▶ **Source data**:
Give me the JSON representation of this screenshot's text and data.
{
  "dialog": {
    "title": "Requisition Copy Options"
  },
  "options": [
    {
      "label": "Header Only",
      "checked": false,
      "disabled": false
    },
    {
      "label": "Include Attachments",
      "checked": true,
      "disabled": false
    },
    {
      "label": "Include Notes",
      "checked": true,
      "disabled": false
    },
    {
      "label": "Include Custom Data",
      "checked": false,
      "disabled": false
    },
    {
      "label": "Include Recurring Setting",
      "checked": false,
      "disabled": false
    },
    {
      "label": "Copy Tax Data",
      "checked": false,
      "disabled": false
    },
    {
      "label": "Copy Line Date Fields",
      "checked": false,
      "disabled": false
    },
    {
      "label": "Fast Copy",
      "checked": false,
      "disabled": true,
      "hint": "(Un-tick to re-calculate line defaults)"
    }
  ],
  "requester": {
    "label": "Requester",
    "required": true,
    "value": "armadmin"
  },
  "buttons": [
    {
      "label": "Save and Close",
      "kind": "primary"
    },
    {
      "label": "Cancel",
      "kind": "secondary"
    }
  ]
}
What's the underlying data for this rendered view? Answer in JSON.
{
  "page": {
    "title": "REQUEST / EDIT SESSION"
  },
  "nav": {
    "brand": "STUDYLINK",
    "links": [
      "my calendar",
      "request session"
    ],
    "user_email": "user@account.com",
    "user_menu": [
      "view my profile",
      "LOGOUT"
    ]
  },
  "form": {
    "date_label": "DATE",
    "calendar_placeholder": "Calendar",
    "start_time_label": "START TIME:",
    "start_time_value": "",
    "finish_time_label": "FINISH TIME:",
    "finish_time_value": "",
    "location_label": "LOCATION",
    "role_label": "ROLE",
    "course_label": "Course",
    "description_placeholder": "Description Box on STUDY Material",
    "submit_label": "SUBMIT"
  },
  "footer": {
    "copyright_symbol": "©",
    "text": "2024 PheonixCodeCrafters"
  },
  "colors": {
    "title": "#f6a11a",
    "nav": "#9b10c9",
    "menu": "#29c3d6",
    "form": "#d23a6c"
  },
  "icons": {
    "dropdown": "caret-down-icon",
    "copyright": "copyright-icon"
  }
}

▶ **Job**: Tally the lines containing "Include". Provide the number without any other words.

▶ **Exercise result**: 4